## WHAT YOU ARE ASKED TO DO
Give the data again, word for word.

[START]

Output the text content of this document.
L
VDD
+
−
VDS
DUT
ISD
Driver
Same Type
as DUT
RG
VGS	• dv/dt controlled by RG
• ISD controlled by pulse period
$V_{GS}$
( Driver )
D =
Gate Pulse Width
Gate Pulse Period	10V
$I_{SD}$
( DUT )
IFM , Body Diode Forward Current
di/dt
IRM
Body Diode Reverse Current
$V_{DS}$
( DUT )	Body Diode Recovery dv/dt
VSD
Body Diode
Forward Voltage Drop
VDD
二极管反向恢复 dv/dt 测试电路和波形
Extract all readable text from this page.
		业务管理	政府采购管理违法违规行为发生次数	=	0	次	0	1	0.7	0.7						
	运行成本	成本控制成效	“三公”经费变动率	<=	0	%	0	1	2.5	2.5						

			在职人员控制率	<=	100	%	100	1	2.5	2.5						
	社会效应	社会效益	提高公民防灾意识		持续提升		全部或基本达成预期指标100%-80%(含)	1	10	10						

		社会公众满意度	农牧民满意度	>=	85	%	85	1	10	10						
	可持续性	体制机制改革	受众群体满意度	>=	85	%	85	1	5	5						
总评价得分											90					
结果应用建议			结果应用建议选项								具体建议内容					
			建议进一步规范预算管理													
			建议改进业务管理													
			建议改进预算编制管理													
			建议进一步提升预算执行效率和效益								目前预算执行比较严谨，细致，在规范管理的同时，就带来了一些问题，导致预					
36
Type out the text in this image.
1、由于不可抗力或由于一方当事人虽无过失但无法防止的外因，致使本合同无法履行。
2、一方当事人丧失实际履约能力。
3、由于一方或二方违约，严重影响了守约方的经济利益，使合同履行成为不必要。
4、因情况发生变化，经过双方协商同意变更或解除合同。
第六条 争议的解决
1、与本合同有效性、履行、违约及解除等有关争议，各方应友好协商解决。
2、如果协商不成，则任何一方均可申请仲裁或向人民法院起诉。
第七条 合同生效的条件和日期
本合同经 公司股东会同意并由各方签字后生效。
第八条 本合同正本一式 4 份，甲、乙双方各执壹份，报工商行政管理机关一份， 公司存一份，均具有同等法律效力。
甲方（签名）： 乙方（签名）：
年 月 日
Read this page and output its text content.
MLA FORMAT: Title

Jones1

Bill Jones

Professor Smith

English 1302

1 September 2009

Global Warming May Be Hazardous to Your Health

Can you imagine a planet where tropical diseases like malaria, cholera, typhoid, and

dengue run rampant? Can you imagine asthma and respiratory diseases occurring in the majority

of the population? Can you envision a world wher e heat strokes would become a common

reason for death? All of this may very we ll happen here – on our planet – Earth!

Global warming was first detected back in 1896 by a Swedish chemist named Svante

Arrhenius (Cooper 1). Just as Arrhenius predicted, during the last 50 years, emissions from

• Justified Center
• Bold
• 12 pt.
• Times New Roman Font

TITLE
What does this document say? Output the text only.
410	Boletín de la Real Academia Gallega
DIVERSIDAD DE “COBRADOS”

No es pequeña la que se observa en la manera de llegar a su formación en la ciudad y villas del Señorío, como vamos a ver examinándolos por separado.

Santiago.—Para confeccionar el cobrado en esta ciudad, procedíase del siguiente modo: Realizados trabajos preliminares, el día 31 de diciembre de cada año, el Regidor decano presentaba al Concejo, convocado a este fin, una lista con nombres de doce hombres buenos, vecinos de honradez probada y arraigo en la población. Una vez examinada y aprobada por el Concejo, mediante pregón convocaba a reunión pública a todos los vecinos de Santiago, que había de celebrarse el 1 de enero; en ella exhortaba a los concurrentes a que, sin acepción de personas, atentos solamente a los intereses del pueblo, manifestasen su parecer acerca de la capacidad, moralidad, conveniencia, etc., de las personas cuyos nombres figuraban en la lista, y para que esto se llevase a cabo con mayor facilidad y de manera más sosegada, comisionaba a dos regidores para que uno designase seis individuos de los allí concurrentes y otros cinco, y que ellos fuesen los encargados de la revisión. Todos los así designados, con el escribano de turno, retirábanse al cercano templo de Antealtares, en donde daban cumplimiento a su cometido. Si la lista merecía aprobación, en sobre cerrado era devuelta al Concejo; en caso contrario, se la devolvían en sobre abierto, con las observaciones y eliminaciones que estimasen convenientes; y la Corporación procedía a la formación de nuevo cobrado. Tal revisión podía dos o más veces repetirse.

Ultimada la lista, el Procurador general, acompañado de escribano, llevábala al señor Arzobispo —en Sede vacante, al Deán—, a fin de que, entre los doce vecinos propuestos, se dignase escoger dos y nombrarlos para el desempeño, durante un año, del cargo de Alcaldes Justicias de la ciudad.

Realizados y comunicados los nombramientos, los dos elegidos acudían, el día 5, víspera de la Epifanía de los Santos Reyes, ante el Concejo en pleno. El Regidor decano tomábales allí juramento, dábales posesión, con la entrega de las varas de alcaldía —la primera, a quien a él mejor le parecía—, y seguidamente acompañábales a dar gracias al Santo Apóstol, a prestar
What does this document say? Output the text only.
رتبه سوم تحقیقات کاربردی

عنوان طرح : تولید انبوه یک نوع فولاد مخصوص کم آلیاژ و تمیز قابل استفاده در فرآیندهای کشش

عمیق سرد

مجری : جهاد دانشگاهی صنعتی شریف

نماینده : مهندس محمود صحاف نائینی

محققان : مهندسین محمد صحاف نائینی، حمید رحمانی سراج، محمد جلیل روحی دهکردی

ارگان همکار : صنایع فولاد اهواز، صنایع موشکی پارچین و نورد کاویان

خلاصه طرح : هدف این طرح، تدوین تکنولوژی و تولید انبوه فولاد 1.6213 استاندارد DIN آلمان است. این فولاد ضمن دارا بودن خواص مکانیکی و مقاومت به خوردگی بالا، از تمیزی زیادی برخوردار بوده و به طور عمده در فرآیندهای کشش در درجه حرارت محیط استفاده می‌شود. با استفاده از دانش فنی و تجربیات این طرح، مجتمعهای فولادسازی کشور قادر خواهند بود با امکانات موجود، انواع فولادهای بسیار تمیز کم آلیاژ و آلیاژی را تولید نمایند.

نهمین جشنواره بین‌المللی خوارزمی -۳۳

[END]

## RESULT OF THIS TASK
Output the text content of this document.
L
VDD
+
−
VDS
DUT
ISD
Driver
Same Type
as DUT
RG
VGS	• dv/dt controlled by RG
• ISD controlled by pulse period
$V_{GS}$
( Driver )
D =
Gate Pulse Width
Gate Pulse Period	10V
$I_{SD}$
( DUT )
IFM , Body Diode Forward Current
di/dt
IRM
Body Diode Reverse Current
$V_{DS}$
( DUT )	Body Diode Recovery dv/dt
VSD
Body Diode
Forward Voltage Drop
VDD
二极管反向恢复 dv/dt 测试电路和波形
Extract all readable text from this page.
		业务管理	政府采购管理违法违规行为发生次数	=	0	次	0	1	0.7	0.7						
	运行成本	成本控制成效	“三公”经费变动率	<=	0	%	0	1	2.5	2.5						

			在职人员控制率	<=	100	%	100	1	2.5	2.5						
	社会效应	社会效益	提高公民防灾意识		持续提升		全部或基本达成预期指标100%-80%(含)	1	10	10						

		社会公众满意度	农牧民满意度	>=	85	%	85	1	10	10						
	可持续性	体制机制改革	受众群体满意度	>=	85	%	85	1	5	5						
总评价得分											90					
结果应用建议			结果应用建议选项								具体建议内容					
			建议进一步规范预算管理													
			建议改进业务管理													
			建议改进预算编制管理													
			建议进一步提升预算执行效率和效益								目前预算执行比较严谨，细致，在规范管理的同时，就带来了一些问题，导致预					
36
Type out the text in this image.
1、由于不可抗力或由于一方当事人虽无过失但无法防止的外因，致使本合同无法履行。
2、一方当事人丧失实际履约能力。
3、由于一方或二方违约，严重影响了守约方的经济利益，使合同履行成为不必要。
4、因情况发生变化，经过双方协商同意变更或解除合同。
第六条 争议的解决
1、与本合同有效性、履行、违约及解除等有关争议，各方应友好协商解决。
2、如果协商不成，则任何一方均可申请仲裁或向人民法院起诉。
第七条 合同生效的条件和日期
本合同经 公司股东会同意并由各方签字后生效。
第八条 本合同正本一式 4 份，甲、乙双方各执壹份，报工商行政管理机关一份， 公司存一份，均具有同等法律效力。
甲方（签名）： 乙方（签名）：
年 月 日
Read this page and output its text content.
MLA FORMAT: Title

Jones1

Bill Jones

Professor Smith

English 1302

1 September 2009

Global Warming May Be Hazardous to Your Health

Can you imagine a planet where tropical diseases like malaria, cholera, typhoid, and

dengue run rampant? Can you imagine asthma and respiratory diseases occurring in the majority

of the population? Can you envision a world wher e heat strokes would become a common

reason for death? All of this may very we ll happen here – on our planet – Earth!

Global warming was first detected back in 1896 by a Swedish chemist named Svante

Arrhenius (Cooper 1). Just as Arrhenius predicted, during the last 50 years, emissions from

• Justified Center
• Bold
• 12 pt.
• Times New Roman Font

TITLE
What does this document say? Output the text only.
410	Boletín de la Real Academia Gallega
DIVERSIDAD DE “COBRADOS”

No es pequeña la que se observa en la manera de llegar a su formación en la ciudad y villas del Señorío, como vamos a ver examinándolos por separado.

Santiago.—Para confeccionar el cobrado en esta ciudad, procedíase del siguiente modo: Realizados trabajos preliminares, el día 31 de diciembre de cada año, el Regidor decano presentaba al Concejo, convocado a este fin, una lista con nombres de doce hombres buenos, vecinos de honradez probada y arraigo en la población. Una vez examinada y aprobada por el Concejo, mediante pregón convocaba a reunión pública a todos los vecinos de Santiago, que había de celebrarse el 1 de enero; en ella exhortaba a los concurrentes a que, sin acepción de personas, atentos solamente a los intereses del pueblo, manifestasen su parecer acerca de la capacidad, moralidad, conveniencia, etc., de las personas cuyos nombres figuraban en la lista, y para que esto se llevase a cabo con mayor facilidad y de manera más sosegada, comisionaba a dos regidores para que uno designase seis individuos de los allí concurrentes y otros cinco, y que ellos fuesen los encargados de la revisión. Todos los así designados, con el escribano de turno, retirábanse al cercano templo de Antealtares, en donde daban cumplimiento a su cometido. Si la lista merecía aprobación, en sobre cerrado era devuelta al Concejo; en caso contrario, se la devolvían en sobre abierto, con las observaciones y eliminaciones que estimasen convenientes; y la Corporación procedía a la formación de nuevo cobrado. Tal revisión podía dos o más veces repetirse.

Ultimada la lista, el Procurador general, acompañado de escribano, llevábala al señor Arzobispo —en Sede vacante, al Deán—, a fin de que, entre los doce vecinos propuestos, se dignase escoger dos y nombrarlos para el desempeño, durante un año, del cargo de Alcaldes Justicias de la ciudad.

Realizados y comunicados los nombramientos, los dos elegidos acudían, el día 5, víspera de la Epifanía de los Santos Reyes, ante el Concejo en pleno. El Regidor decano tomábales allí juramento, dábales posesión, con la entrega de las varas de alcaldía —la primera, a quien a él mejor le parecía—, y seguidamente acompañábales a dar gracias al Santo Apóstol, a prestar
What does this document say? Output the text only.
رتبه سوم تحقیقات کاربردی

عنوان طرح : تولید انبوه یک نوع فولاد مخصوص کم آلیاژ و تمیز قابل استفاده در فرآیندهای کشش

عمیق سرد

مجری : جهاد دانشگاهی صنعتی شریف

نماینده : مهندس محمود صحاف نائینی

محققان : مهندسین محمد صحاف نائینی، حمید رحمانی سراج، محمد جلیل روحی دهکردی

ارگان همکار : صنایع فولاد اهواز، صنایع موشکی پارچین و نورد کاویان

خلاصه طرح : هدف این طرح، تدوین تکنولوژی و تولید انبوه فولاد 1.6213 استاندارد DIN آلمان است. این فولاد ضمن دارا بودن خواص مکانیکی و مقاومت به خوردگی بالا، از تمیزی زیادی برخوردار بوده و به طور عمده در فرآیندهای کشش در درجه حرارت محیط استفاده می‌شود. با استفاده از دانش فنی و تجربیات این طرح، مجتمعهای فولادسازی کشور قادر خواهند بود با امکانات موجود، انواع فولادهای بسیار تمیز کم آلیاژ و آلیاژی را تولید نمایند.

نهمین جشنواره بین‌المللی خوارزمی -۳۳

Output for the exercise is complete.